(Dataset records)
>> Start
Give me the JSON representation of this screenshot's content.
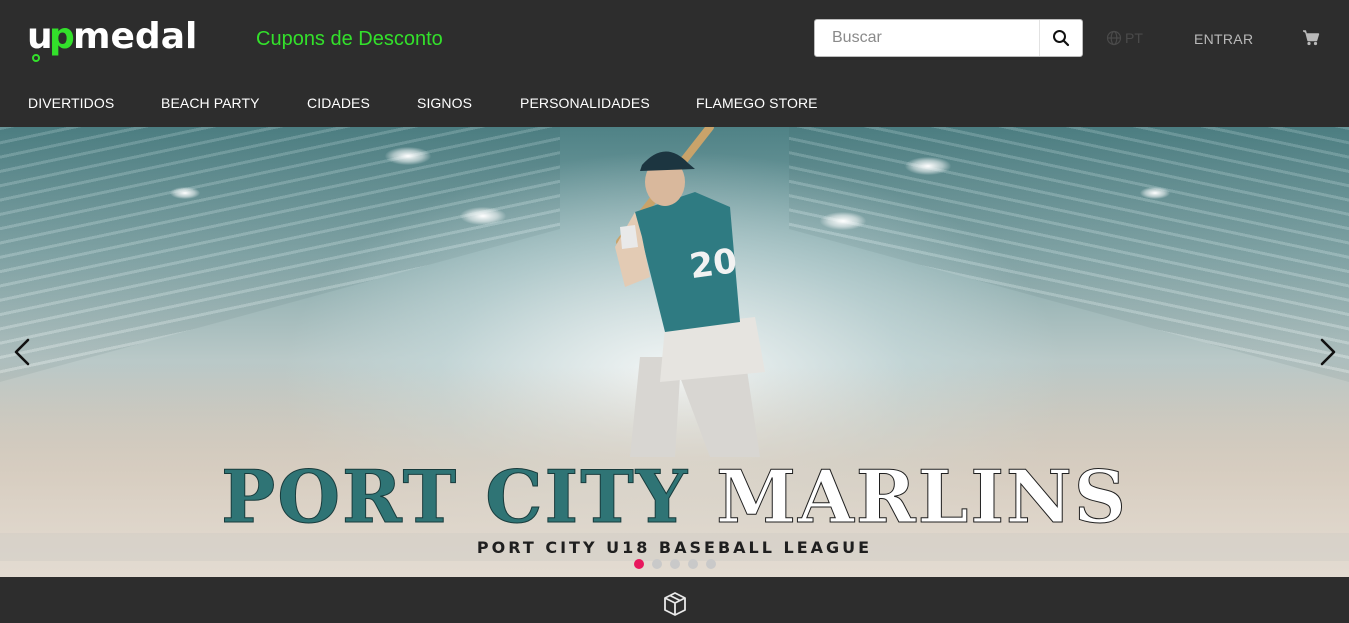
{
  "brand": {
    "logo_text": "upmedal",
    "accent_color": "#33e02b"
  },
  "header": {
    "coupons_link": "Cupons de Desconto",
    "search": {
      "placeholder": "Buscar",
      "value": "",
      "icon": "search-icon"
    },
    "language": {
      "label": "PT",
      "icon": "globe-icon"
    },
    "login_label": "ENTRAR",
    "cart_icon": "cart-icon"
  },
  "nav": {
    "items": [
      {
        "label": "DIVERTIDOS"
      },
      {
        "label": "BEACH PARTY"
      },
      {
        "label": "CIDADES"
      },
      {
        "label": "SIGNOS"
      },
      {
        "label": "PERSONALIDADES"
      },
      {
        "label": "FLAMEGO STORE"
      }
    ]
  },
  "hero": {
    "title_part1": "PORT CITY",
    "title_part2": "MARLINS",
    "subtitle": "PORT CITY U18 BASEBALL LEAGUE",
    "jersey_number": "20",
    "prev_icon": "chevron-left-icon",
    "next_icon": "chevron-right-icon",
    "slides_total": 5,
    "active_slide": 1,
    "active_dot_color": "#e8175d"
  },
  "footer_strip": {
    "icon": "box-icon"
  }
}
>> End
>> Start
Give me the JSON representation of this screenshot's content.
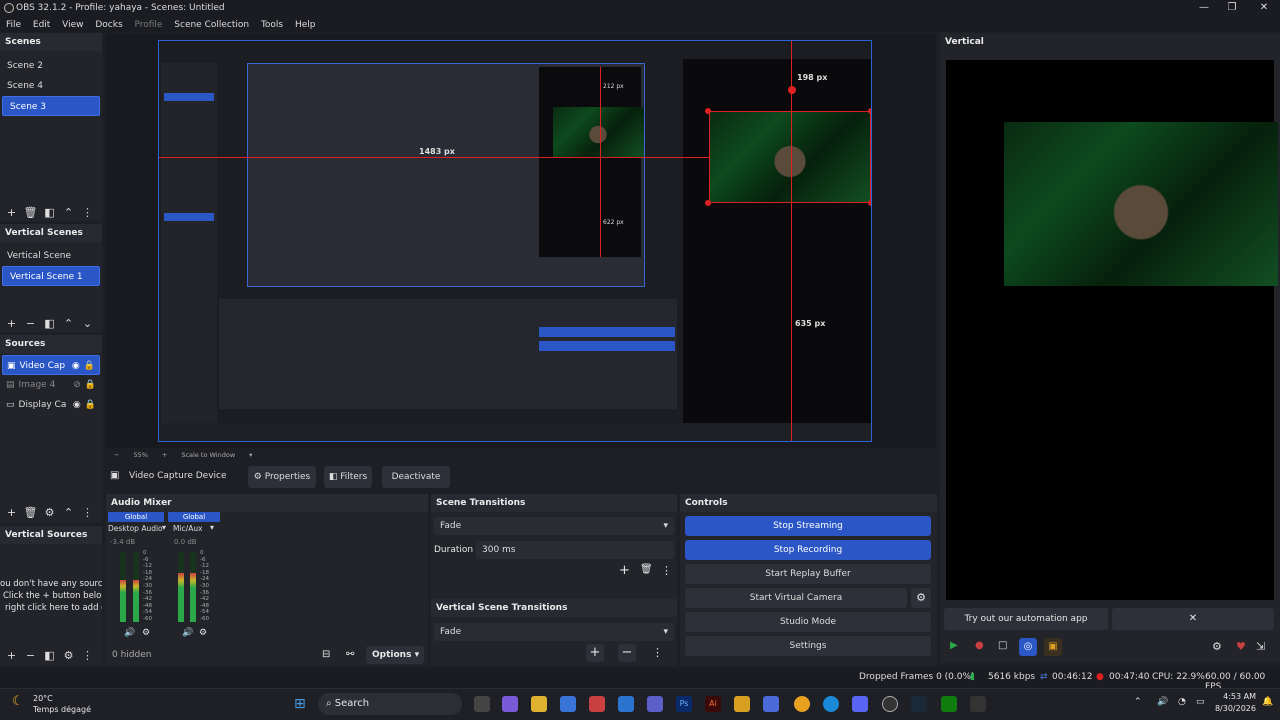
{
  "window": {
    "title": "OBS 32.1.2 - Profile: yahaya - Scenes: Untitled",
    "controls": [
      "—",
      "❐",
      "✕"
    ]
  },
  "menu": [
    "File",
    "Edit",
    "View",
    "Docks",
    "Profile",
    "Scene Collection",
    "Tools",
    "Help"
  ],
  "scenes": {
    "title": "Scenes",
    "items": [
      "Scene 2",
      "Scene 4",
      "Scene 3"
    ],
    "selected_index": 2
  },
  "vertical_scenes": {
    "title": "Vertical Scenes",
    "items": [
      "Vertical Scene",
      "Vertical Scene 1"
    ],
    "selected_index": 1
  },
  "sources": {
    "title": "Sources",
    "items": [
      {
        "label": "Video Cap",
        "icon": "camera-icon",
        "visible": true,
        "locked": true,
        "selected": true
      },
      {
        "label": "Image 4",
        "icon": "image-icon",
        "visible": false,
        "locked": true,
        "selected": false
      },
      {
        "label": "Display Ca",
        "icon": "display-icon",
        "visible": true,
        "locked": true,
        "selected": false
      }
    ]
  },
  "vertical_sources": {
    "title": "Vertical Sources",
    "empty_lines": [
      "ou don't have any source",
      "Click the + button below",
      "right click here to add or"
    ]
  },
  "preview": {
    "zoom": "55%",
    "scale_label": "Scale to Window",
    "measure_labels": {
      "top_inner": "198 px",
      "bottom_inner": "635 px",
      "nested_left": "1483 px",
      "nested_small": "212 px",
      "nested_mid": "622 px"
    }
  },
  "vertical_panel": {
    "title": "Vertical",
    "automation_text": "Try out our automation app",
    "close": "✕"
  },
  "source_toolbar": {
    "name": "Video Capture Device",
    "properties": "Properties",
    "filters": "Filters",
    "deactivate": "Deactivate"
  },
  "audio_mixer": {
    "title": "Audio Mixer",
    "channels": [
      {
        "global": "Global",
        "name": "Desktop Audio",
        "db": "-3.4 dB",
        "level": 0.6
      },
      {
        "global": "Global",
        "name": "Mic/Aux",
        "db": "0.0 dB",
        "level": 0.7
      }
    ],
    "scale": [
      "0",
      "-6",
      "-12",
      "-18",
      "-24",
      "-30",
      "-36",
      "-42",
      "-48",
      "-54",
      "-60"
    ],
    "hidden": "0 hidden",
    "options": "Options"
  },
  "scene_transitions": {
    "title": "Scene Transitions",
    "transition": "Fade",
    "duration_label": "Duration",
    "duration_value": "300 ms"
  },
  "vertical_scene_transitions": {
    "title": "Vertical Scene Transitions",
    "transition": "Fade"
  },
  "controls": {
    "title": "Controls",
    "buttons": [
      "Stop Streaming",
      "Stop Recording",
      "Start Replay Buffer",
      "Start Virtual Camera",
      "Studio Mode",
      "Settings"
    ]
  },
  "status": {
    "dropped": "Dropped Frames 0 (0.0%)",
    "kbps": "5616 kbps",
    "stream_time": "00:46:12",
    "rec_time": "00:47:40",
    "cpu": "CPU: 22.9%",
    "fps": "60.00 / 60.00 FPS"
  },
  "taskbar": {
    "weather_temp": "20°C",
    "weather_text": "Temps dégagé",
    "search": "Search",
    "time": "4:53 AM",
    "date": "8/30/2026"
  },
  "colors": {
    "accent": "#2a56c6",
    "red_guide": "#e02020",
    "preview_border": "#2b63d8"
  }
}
>> End
INSTRUCTIONS FOR THE TASK> Pull out and copy each line containing the string "PORT".

WORKED ANSWER>
    "title_part1": "PORT CITY",
    "subtitle": "PORT CITY U18 BASEBALL LEAGUE",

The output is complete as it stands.